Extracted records
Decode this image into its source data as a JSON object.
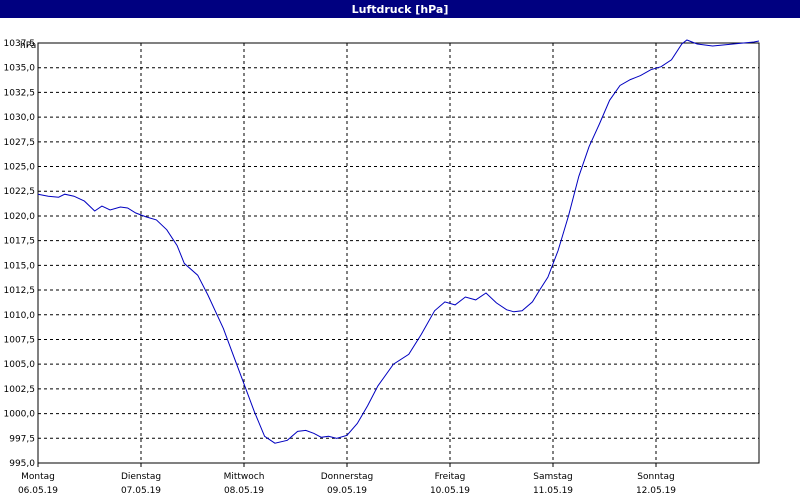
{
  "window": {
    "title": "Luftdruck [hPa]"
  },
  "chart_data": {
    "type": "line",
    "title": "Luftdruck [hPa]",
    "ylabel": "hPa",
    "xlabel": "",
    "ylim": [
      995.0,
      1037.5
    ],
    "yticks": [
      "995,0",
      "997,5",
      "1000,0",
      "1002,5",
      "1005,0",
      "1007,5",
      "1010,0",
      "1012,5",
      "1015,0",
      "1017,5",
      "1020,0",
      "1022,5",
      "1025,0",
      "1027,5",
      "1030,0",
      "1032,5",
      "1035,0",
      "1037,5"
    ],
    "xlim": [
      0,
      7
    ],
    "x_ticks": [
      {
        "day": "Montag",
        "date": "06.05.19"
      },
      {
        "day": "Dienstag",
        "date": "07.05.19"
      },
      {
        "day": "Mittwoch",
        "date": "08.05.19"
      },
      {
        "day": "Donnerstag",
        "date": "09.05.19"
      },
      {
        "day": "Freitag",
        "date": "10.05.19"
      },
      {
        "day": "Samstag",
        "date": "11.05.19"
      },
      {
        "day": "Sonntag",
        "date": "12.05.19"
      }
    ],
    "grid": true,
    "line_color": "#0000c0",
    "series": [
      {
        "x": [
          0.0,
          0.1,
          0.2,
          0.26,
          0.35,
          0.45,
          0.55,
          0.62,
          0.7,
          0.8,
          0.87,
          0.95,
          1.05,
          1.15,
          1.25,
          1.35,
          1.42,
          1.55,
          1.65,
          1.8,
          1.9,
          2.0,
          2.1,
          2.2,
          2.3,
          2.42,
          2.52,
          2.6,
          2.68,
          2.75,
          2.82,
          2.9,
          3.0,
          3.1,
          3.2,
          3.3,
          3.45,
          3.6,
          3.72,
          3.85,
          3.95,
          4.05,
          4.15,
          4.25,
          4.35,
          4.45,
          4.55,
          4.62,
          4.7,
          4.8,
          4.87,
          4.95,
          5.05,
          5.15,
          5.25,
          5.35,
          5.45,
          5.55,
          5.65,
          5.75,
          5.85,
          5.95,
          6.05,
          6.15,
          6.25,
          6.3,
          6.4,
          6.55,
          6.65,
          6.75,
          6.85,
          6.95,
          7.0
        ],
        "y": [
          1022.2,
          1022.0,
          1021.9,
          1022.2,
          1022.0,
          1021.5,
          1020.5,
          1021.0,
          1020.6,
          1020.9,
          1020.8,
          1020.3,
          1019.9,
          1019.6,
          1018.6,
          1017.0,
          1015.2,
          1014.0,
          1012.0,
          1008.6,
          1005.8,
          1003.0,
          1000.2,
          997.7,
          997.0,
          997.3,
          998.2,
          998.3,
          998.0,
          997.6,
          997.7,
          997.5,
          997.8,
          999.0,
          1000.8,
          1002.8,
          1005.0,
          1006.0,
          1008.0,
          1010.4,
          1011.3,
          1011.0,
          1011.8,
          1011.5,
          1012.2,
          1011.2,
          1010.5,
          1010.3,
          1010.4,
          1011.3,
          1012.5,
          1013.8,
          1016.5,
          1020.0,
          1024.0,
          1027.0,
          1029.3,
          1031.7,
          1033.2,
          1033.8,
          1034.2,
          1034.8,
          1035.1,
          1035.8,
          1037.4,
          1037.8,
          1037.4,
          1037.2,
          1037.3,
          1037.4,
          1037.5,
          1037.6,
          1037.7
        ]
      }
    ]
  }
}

--

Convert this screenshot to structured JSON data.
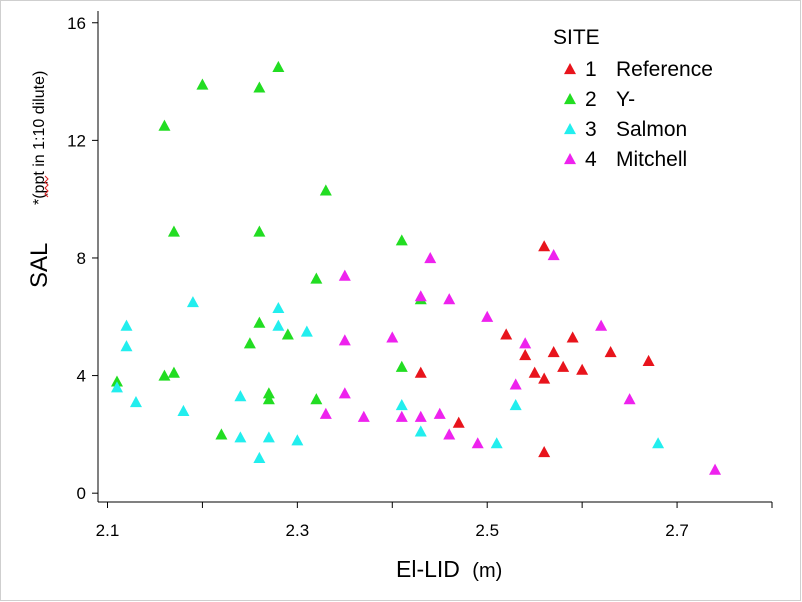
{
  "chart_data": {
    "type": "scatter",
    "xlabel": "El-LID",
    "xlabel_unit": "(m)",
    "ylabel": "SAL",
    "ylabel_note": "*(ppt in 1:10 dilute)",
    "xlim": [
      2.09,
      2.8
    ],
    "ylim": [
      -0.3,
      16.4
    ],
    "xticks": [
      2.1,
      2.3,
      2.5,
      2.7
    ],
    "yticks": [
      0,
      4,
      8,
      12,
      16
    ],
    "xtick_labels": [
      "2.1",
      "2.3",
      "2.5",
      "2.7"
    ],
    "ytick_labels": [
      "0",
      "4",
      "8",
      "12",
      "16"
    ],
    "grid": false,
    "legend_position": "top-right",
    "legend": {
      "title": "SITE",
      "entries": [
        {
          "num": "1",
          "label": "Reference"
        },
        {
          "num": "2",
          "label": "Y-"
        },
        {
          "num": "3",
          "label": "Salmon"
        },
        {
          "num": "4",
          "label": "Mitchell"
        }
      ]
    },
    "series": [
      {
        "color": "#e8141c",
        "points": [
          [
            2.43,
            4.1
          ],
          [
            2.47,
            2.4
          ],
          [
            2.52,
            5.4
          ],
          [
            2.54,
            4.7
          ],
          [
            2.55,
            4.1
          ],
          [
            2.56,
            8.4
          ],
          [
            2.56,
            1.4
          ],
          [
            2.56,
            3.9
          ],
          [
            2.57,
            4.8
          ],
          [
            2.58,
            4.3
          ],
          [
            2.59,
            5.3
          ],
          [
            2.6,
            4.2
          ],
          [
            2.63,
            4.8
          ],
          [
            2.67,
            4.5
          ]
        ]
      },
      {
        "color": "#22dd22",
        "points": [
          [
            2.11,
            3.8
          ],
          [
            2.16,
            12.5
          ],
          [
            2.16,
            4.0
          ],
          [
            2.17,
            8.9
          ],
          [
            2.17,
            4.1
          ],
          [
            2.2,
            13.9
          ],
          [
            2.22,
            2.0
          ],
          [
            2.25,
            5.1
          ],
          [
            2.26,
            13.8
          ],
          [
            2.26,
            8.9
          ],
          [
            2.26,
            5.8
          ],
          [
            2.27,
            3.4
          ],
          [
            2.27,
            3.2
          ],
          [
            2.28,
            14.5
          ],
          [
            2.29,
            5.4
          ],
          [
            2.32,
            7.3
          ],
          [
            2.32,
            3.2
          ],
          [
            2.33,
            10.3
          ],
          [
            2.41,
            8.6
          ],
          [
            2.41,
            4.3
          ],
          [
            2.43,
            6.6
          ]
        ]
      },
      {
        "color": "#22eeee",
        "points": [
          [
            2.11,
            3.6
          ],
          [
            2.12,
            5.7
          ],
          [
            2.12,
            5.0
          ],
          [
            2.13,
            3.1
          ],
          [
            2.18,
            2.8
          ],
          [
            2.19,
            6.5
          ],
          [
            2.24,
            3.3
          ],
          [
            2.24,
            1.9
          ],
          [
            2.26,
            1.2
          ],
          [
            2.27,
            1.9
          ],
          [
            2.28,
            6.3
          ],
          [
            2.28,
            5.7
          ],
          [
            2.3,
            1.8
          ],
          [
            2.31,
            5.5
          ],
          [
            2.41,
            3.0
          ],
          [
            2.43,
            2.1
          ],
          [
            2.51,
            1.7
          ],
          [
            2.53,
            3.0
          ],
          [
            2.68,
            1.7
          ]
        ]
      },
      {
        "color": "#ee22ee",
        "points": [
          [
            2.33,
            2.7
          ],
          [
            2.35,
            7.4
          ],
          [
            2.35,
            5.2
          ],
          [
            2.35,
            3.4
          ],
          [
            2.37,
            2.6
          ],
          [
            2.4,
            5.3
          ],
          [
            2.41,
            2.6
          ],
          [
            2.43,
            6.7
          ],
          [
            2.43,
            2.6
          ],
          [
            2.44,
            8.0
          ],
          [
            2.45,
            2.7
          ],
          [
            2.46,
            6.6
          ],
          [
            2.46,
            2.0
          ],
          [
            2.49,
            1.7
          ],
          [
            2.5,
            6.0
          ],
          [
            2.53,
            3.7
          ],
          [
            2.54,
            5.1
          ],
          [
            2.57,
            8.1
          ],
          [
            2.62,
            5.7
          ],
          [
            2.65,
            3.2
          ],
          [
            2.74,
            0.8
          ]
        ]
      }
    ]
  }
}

> [Objective] Check each line of the records above for "title", and copy those that have it.

> [Final result]
    "title": "Luftdruck [hPa]"
    "title": "Luftdruck [hPa]",
      "title": "SITE",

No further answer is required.